===== The input =====

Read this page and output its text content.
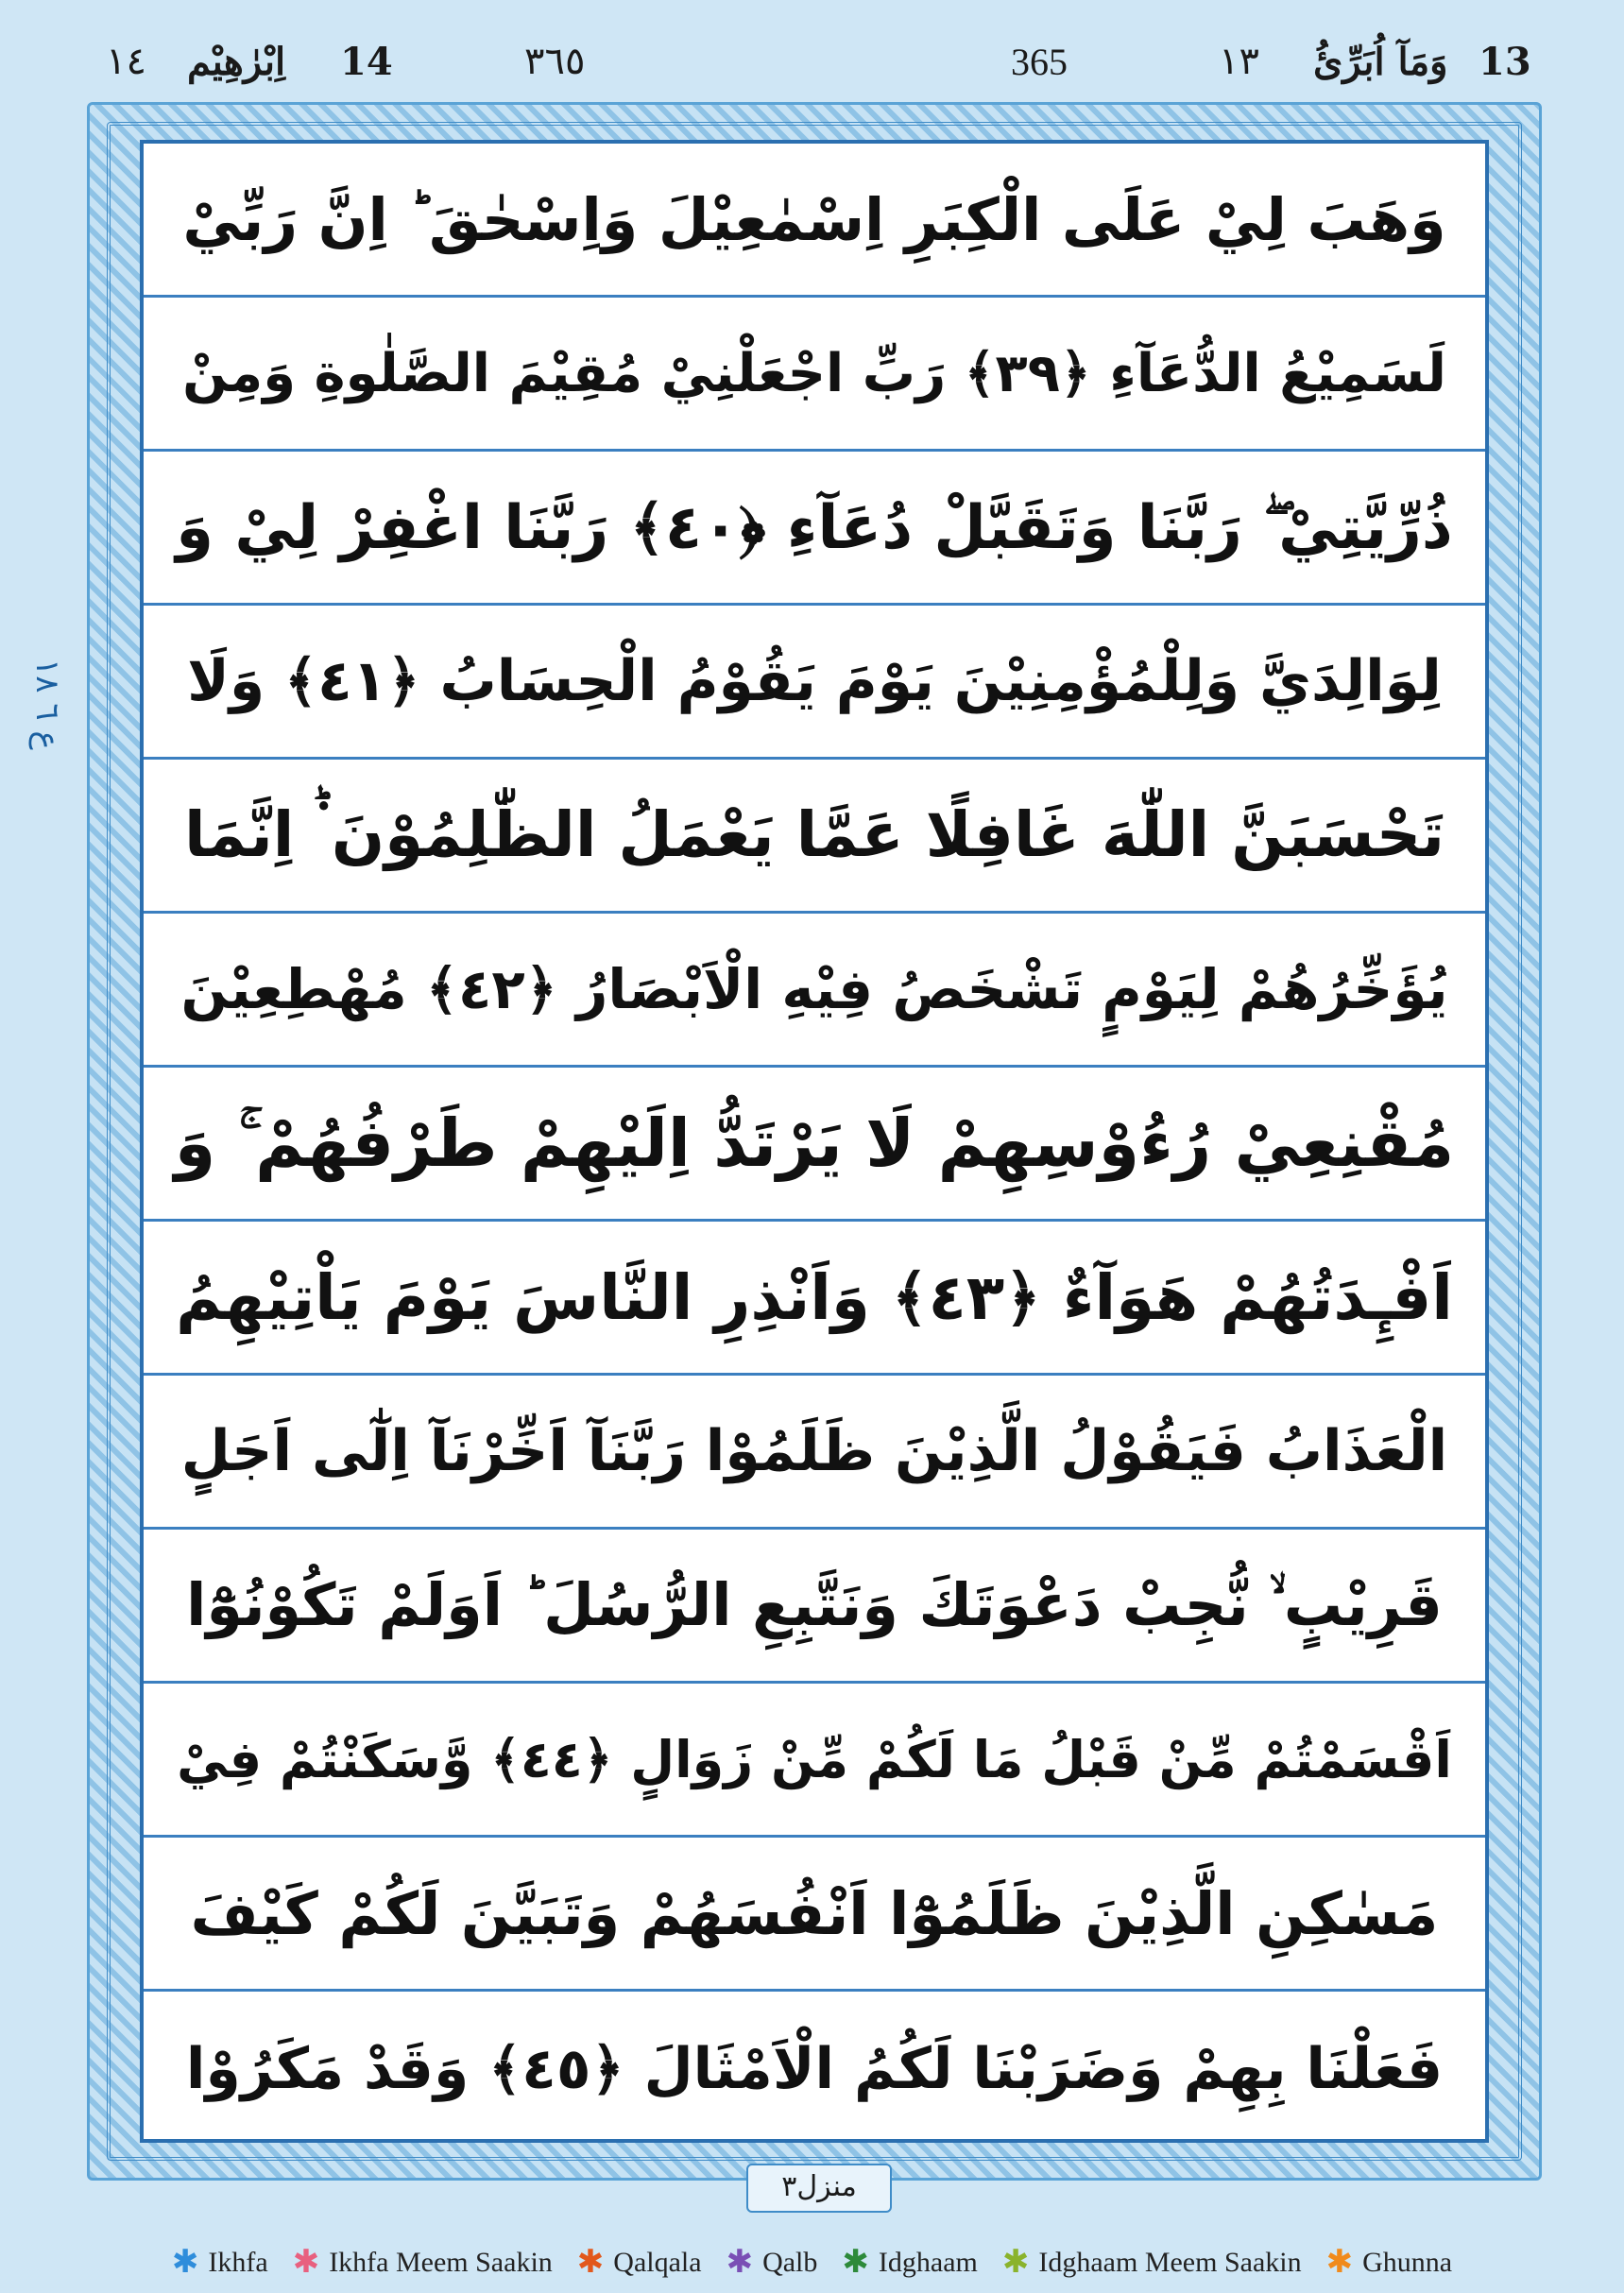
١٤ اِبْرٰهِيْم 14	٣٦٥	365	١٣ وَمَآ اُبَرِّئُ 13
ع ٦ ١٨
وَهَبَ لِيْ عَلَى الْكِبَرِ اِسْمٰعِيْلَ وَاِسْحٰقَ ؕ اِنَّ رَبِّيْ
لَسَمِيْعُ الدُّعَآءِ ﴿٣٩﴾ رَبِّ اجْعَلْنِيْ مُقِيْمَ الصَّلٰوةِ وَمِنْ
ذُرِّيَّتِيْ ۖ رَبَّنَا وَتَقَبَّلْ دُعَآءِ ﴿٤٠﴾ رَبَّنَا اغْفِرْ لِيْ وَ
لِوَالِدَيَّ وَلِلْمُؤْمِنِيْنَ يَوْمَ يَقُوْمُ الْحِسَابُ ﴿٤١﴾ وَلَا
تَحْسَبَنَّ اللّٰهَ غَافِلًا عَمَّا يَعْمَلُ الظّٰلِمُوْنَ ۬ؕ اِنَّمَا
يُؤَخِّرُهُمْ لِيَوْمٍ تَشْخَصُ فِيْهِ الْاَبْصَارُ ﴿٤٢﴾ مُهْطِعِيْنَ
مُقْنِعِيْ رُءُوْسِهِمْ لَا يَرْتَدُّ اِلَيْهِمْ طَرْفُهُمْ ۚ وَ
اَفْـِٕدَتُهُمْ هَوَآءٌ ﴿٤٣﴾ وَاَنْذِرِ النَّاسَ يَوْمَ يَاْتِيْهِمُ
الْعَذَابُ فَيَقُوْلُ الَّذِيْنَ ظَلَمُوْا رَبَّنَآ اَخِّرْنَآ اِلٰٓى اَجَلٍ
قَرِيْبٍ ۙ نُّجِبْ دَعْوَتَكَ وَنَتَّبِعِ الرُّسُلَ ؕ اَوَلَمْ تَكُوْنُوْٓا
اَقْسَمْتُمْ مِّنْ قَبْلُ مَا لَكُمْ مِّنْ زَوَالٍ ﴿٤٤﴾ وَّسَكَنْتُمْ فِيْ
مَسٰكِنِ الَّذِيْنَ ظَلَمُوْٓا اَنْفُسَهُمْ وَتَبَيَّنَ لَكُمْ كَيْفَ
فَعَلْنَا بِهِمْ وَضَرَبْنَا لَكُمُ الْاَمْثَالَ ﴿٤٥﴾ وَقَدْ مَكَرُوْا
منزل٣
✱ Ikhfa ✱ Ikhfa Meem Saakin ✱ Qalqala ✱ Qalb ✱ Idghaam ✱ Idghaam Meem Saakin ✱ Ghunna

=====

What is needed:
Give the data above again in full and unchanged, skipping the pictures.

Exercise output:
Read this page and output its text content.
١٤ اِبْرٰهِيْم 14	٣٦٥	365	١٣ وَمَآ اُبَرِّئُ 13
ع ٦ ١٨
وَهَبَ لِيْ عَلَى الْكِبَرِ اِسْمٰعِيْلَ وَاِسْحٰقَ ؕ اِنَّ رَبِّيْ
لَسَمِيْعُ الدُّعَآءِ ﴿٣٩﴾ رَبِّ اجْعَلْنِيْ مُقِيْمَ الصَّلٰوةِ وَمِنْ
ذُرِّيَّتِيْ ۖ رَبَّنَا وَتَقَبَّلْ دُعَآءِ ﴿٤٠﴾ رَبَّنَا اغْفِرْ لِيْ وَ
لِوَالِدَيَّ وَلِلْمُؤْمِنِيْنَ يَوْمَ يَقُوْمُ الْحِسَابُ ﴿٤١﴾ وَلَا
تَحْسَبَنَّ اللّٰهَ غَافِلًا عَمَّا يَعْمَلُ الظّٰلِمُوْنَ ۬ؕ اِنَّمَا
يُؤَخِّرُهُمْ لِيَوْمٍ تَشْخَصُ فِيْهِ الْاَبْصَارُ ﴿٤٢﴾ مُهْطِعِيْنَ
مُقْنِعِيْ رُءُوْسِهِمْ لَا يَرْتَدُّ اِلَيْهِمْ طَرْفُهُمْ ۚ وَ
اَفْـِٕدَتُهُمْ هَوَآءٌ ﴿٤٣﴾ وَاَنْذِرِ النَّاسَ يَوْمَ يَاْتِيْهِمُ
الْعَذَابُ فَيَقُوْلُ الَّذِيْنَ ظَلَمُوْا رَبَّنَآ اَخِّرْنَآ اِلٰٓى اَجَلٍ
قَرِيْبٍ ۙ نُّجِبْ دَعْوَتَكَ وَنَتَّبِعِ الرُّسُلَ ؕ اَوَلَمْ تَكُوْنُوْٓا
اَقْسَمْتُمْ مِّنْ قَبْلُ مَا لَكُمْ مِّنْ زَوَالٍ ﴿٤٤﴾ وَّسَكَنْتُمْ فِيْ
مَسٰكِنِ الَّذِيْنَ ظَلَمُوْٓا اَنْفُسَهُمْ وَتَبَيَّنَ لَكُمْ كَيْفَ
فَعَلْنَا بِهِمْ وَضَرَبْنَا لَكُمُ الْاَمْثَالَ ﴿٤٥﴾ وَقَدْ مَكَرُوْا
منزل٣
✱ Ikhfa ✱ Ikhfa Meem Saakin ✱ Qalqala ✱ Qalb ✱ Idghaam ✱ Idghaam Meem Saakin ✱ Ghunna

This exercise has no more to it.